Dataset rows

------------------------------------------------------------

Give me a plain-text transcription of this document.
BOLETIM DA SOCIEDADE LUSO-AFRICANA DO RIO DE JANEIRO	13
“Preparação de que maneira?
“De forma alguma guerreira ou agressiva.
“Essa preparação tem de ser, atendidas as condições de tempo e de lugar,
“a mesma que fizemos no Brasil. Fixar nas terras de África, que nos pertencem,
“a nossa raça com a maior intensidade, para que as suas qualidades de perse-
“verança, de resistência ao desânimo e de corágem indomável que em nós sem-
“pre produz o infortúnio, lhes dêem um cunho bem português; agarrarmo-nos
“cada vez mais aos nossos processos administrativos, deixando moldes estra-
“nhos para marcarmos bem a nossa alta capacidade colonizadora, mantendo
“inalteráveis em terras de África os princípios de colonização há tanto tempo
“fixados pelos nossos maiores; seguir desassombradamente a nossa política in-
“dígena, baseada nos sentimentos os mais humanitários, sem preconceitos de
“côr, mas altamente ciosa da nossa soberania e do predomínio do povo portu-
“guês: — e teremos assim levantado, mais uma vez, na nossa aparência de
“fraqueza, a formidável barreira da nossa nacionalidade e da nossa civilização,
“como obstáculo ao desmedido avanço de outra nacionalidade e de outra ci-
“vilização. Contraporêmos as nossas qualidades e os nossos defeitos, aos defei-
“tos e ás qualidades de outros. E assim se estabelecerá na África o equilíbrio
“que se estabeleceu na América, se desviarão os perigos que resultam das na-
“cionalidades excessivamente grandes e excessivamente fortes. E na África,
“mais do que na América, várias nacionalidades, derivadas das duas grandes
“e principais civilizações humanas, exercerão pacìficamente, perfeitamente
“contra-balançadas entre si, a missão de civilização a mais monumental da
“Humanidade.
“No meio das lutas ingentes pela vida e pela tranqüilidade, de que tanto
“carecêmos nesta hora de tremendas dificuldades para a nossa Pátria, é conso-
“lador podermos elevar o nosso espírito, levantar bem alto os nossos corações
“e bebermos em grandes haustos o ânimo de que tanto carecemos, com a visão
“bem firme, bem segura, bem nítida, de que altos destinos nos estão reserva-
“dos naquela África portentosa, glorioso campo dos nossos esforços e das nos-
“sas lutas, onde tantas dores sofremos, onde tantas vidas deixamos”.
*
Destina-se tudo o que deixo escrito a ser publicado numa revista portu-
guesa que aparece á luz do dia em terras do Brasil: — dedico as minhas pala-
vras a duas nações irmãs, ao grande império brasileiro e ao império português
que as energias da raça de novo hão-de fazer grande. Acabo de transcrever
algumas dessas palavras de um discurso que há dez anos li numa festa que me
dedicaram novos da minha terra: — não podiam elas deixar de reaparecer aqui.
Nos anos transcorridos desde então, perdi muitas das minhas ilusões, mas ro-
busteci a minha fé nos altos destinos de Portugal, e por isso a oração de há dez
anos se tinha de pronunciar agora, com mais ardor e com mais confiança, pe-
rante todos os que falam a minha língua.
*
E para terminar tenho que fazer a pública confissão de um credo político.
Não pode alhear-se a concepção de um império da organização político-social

------------------------------------------------------------

◆ **WRITTEN REQUEST**
Take the material above and return all of it exactly.

◆ **RESULT OF THIS EXERCISE**
Give me a plain-text transcription of this document.
BOLETIM DA SOCIEDADE LUSO-AFRICANA DO RIO DE JANEIRO	13
“Preparação de que maneira?
“De forma alguma guerreira ou agressiva.
“Essa preparação tem de ser, atendidas as condições de tempo e de lugar,
“a mesma que fizemos no Brasil. Fixar nas terras de África, que nos pertencem,
“a nossa raça com a maior intensidade, para que as suas qualidades de perse-
“verança, de resistência ao desânimo e de corágem indomável que em nós sem-
“pre produz o infortúnio, lhes dêem um cunho bem português; agarrarmo-nos
“cada vez mais aos nossos processos administrativos, deixando moldes estra-
“nhos para marcarmos bem a nossa alta capacidade colonizadora, mantendo
“inalteráveis em terras de África os princípios de colonização há tanto tempo
“fixados pelos nossos maiores; seguir desassombradamente a nossa política in-
“dígena, baseada nos sentimentos os mais humanitários, sem preconceitos de
“côr, mas altamente ciosa da nossa soberania e do predomínio do povo portu-
“guês: — e teremos assim levantado, mais uma vez, na nossa aparência de
“fraqueza, a formidável barreira da nossa nacionalidade e da nossa civilização,
“como obstáculo ao desmedido avanço de outra nacionalidade e de outra ci-
“vilização. Contraporêmos as nossas qualidades e os nossos defeitos, aos defei-
“tos e ás qualidades de outros. E assim se estabelecerá na África o equilíbrio
“que se estabeleceu na América, se desviarão os perigos que resultam das na-
“cionalidades excessivamente grandes e excessivamente fortes. E na África,
“mais do que na América, várias nacionalidades, derivadas das duas grandes
“e principais civilizações humanas, exercerão pacìficamente, perfeitamente
“contra-balançadas entre si, a missão de civilização a mais monumental da
“Humanidade.
“No meio das lutas ingentes pela vida e pela tranqüilidade, de que tanto
“carecêmos nesta hora de tremendas dificuldades para a nossa Pátria, é conso-
“lador podermos elevar o nosso espírito, levantar bem alto os nossos corações
“e bebermos em grandes haustos o ânimo de que tanto carecemos, com a visão
“bem firme, bem segura, bem nítida, de que altos destinos nos estão reserva-
“dos naquela África portentosa, glorioso campo dos nossos esforços e das nos-
“sas lutas, onde tantas dores sofremos, onde tantas vidas deixamos”.
*
Destina-se tudo o que deixo escrito a ser publicado numa revista portu-
guesa que aparece á luz do dia em terras do Brasil: — dedico as minhas pala-
vras a duas nações irmãs, ao grande império brasileiro e ao império português
que as energias da raça de novo hão-de fazer grande. Acabo de transcrever
algumas dessas palavras de um discurso que há dez anos li numa festa que me
dedicaram novos da minha terra: — não podiam elas deixar de reaparecer aqui.
Nos anos transcorridos desde então, perdi muitas das minhas ilusões, mas ro-
busteci a minha fé nos altos destinos de Portugal, e por isso a oração de há dez
anos se tinha de pronunciar agora, com mais ardor e com mais confiança, pe-
rante todos os que falam a minha língua.
*
E para terminar tenho que fazer a pública confissão de um credo político.
Não pode alhear-se a concepção de um império da organização político-social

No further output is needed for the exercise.